GOAL:
Check each line below for the word "Snow", and copy those that have it.

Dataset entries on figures
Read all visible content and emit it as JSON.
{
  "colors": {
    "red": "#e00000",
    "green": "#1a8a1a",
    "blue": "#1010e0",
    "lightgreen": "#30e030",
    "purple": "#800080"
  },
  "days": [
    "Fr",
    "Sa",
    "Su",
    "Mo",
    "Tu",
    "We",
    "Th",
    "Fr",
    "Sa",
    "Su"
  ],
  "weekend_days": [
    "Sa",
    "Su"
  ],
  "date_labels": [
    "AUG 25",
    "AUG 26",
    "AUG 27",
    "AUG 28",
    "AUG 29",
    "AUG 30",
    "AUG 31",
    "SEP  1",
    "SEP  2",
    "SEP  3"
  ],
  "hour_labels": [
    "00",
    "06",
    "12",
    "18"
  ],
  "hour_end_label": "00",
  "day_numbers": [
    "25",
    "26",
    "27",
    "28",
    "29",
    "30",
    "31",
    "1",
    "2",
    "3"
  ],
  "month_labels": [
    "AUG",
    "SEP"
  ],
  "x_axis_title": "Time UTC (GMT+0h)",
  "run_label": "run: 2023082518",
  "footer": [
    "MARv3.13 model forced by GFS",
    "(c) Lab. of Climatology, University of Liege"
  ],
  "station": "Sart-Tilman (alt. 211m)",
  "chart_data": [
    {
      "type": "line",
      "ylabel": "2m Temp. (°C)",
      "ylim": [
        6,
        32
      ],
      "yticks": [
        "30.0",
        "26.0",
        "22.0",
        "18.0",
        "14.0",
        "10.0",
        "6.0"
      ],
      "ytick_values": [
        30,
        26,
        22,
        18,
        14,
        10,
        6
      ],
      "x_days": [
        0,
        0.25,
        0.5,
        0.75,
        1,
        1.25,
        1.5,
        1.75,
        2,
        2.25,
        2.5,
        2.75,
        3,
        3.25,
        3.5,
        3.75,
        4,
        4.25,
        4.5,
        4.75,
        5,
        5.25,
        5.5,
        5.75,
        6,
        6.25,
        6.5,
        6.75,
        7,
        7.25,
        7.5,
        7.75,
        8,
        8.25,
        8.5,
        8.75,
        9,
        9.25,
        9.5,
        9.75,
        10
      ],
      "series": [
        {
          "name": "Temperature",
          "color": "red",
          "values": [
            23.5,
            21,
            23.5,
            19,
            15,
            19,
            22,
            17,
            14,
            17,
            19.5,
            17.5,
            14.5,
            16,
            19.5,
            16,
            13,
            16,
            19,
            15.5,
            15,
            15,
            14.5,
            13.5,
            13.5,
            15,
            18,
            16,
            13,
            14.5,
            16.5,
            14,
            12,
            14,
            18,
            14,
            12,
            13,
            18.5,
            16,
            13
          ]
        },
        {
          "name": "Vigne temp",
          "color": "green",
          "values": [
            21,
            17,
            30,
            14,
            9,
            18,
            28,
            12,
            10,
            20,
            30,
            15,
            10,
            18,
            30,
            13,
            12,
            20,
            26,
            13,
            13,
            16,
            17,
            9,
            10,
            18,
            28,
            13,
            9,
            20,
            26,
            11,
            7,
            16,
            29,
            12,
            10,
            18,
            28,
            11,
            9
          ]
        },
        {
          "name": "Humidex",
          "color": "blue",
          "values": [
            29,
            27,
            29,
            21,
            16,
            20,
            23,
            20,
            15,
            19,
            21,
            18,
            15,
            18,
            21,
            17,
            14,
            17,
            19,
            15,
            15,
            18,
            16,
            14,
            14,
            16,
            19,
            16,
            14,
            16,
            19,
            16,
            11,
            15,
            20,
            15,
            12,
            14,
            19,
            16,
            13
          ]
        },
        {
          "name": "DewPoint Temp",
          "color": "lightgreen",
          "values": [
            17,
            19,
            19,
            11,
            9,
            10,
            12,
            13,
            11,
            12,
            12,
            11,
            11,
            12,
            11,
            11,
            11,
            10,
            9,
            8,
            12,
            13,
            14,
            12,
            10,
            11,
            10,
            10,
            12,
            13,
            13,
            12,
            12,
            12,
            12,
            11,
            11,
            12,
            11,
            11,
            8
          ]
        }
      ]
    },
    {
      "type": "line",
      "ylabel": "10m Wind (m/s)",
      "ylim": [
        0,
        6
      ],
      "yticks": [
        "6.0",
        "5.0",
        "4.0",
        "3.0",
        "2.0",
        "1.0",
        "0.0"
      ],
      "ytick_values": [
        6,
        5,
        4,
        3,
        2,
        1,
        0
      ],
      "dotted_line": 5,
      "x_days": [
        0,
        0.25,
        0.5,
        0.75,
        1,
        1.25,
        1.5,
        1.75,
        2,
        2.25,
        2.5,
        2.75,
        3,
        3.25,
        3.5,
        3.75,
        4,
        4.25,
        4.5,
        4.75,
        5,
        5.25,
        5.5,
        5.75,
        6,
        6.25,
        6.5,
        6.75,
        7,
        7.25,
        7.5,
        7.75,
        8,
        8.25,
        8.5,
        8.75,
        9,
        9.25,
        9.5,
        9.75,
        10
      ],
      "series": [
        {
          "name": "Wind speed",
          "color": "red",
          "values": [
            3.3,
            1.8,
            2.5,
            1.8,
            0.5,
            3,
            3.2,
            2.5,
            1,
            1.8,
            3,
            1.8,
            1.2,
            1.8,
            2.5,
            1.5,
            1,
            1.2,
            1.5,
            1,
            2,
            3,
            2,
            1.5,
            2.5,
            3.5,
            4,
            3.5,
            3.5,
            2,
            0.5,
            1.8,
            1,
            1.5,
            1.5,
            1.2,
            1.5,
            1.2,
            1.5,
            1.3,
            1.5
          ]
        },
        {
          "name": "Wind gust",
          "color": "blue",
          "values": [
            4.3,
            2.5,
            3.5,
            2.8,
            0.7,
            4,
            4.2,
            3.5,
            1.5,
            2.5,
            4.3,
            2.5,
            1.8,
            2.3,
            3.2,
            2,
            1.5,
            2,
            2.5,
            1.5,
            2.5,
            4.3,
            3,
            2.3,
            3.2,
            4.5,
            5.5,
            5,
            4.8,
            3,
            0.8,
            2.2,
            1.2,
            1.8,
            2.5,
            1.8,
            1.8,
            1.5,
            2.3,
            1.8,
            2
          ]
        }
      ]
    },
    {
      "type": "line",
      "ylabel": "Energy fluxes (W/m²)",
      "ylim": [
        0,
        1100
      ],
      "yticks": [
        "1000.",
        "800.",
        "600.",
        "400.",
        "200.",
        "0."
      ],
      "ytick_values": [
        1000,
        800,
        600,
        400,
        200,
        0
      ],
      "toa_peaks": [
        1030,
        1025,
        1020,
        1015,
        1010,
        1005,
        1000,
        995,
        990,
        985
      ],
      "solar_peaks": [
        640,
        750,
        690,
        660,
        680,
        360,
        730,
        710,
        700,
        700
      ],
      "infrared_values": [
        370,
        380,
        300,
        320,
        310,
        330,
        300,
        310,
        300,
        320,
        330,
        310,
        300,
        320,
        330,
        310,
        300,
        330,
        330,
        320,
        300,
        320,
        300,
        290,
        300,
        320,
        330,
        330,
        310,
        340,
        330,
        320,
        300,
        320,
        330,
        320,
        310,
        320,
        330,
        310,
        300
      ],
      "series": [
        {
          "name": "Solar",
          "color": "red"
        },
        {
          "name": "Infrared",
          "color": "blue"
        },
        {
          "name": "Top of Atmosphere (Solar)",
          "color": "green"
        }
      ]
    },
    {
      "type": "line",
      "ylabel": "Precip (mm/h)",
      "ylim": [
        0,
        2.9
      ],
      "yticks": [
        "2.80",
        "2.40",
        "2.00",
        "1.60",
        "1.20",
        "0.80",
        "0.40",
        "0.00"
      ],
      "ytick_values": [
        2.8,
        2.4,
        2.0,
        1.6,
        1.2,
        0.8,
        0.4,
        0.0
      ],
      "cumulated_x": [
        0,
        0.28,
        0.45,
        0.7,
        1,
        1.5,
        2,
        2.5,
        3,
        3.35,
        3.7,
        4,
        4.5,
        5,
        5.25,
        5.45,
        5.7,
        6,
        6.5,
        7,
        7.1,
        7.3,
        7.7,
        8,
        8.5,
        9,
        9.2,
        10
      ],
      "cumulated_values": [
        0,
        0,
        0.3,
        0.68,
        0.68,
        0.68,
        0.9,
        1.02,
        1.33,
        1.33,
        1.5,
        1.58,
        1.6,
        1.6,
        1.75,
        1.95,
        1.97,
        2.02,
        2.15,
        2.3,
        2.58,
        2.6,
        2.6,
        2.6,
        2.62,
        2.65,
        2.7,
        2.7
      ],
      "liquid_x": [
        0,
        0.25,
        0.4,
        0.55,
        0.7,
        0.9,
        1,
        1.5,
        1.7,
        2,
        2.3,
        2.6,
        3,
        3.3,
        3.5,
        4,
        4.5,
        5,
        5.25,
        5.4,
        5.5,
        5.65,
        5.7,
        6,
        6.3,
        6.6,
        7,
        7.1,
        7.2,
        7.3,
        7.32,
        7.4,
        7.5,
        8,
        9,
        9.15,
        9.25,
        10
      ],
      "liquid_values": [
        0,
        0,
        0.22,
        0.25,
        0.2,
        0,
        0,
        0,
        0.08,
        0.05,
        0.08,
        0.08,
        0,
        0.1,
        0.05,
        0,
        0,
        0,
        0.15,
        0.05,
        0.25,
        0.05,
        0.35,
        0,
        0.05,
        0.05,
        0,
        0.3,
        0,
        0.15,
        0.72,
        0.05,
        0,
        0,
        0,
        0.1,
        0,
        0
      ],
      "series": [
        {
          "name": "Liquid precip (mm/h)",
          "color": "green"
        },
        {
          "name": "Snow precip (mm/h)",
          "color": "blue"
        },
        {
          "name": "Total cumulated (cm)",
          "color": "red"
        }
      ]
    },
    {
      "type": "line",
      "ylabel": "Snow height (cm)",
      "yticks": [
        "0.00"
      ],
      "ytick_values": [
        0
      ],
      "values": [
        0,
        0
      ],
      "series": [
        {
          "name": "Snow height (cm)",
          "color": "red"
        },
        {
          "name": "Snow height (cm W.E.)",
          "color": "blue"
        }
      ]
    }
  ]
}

ANSWER TO THIS TASK:
          "name": "Snow precip (mm/h)",
      "ylabel": "Snow height (cm)",
          "name": "Snow height (cm)",
          "name": "Snow height (cm W.E.)",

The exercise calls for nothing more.